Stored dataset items
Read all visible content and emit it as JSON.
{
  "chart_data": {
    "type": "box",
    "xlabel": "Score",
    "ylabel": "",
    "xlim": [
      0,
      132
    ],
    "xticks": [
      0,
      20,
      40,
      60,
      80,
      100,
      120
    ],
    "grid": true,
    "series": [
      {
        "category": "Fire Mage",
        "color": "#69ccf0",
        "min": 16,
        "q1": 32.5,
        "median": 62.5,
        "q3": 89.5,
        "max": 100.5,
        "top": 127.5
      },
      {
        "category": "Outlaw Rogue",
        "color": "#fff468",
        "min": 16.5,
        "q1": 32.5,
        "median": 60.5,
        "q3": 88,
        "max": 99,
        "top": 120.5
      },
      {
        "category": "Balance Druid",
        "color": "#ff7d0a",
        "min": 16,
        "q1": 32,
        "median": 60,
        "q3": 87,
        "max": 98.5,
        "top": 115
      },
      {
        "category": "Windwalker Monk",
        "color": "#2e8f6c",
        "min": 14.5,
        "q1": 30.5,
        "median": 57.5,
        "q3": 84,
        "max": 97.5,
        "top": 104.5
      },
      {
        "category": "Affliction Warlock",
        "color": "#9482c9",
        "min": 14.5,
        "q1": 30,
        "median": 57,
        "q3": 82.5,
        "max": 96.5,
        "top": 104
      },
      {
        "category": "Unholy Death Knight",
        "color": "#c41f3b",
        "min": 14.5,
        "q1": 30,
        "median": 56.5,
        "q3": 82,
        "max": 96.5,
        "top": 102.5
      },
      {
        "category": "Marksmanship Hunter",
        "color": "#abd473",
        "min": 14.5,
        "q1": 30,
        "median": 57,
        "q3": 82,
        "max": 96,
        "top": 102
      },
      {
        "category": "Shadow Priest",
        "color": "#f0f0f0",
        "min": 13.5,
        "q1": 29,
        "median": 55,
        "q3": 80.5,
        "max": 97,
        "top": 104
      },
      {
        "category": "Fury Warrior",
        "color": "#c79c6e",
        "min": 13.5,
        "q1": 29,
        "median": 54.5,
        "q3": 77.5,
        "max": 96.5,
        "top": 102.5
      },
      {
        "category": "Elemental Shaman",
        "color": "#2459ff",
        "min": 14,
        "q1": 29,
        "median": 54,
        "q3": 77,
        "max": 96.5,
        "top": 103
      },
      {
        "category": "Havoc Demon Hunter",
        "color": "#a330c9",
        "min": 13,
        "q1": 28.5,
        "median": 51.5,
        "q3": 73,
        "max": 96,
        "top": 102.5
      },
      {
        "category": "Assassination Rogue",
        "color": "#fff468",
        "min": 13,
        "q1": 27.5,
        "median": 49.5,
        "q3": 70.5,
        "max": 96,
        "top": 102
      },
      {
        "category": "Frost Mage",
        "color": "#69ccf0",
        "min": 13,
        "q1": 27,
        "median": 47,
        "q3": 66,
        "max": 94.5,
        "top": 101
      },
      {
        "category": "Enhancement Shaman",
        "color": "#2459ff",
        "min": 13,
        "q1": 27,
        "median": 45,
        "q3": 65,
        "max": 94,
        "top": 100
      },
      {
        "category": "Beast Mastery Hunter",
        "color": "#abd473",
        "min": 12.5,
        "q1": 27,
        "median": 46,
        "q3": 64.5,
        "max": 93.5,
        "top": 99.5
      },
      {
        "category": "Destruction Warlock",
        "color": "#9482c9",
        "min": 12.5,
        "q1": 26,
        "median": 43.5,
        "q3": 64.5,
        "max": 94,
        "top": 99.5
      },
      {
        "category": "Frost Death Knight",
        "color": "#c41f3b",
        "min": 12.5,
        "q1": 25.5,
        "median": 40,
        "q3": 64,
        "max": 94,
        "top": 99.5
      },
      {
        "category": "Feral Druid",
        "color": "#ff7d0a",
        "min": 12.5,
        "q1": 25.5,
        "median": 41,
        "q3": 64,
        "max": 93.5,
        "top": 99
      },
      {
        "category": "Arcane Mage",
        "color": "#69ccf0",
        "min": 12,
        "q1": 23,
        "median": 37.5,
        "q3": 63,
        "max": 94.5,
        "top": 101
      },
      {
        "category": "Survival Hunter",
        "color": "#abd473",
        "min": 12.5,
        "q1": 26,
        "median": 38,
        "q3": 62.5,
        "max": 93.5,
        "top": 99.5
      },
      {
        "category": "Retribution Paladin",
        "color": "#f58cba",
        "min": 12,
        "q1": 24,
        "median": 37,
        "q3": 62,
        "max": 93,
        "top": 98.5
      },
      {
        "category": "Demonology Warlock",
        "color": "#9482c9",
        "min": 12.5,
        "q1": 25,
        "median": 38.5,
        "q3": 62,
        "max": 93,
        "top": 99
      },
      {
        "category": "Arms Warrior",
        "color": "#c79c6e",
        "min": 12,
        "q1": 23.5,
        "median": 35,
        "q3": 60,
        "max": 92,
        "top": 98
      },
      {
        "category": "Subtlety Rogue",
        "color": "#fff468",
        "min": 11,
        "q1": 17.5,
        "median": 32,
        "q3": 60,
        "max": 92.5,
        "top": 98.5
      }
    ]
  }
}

» Written problem
Among the lines of the material, find those that hold the word "Frost" and copy them.

» Task answer
        "category": "Frost Mage",
        "category": "Frost Death Knight",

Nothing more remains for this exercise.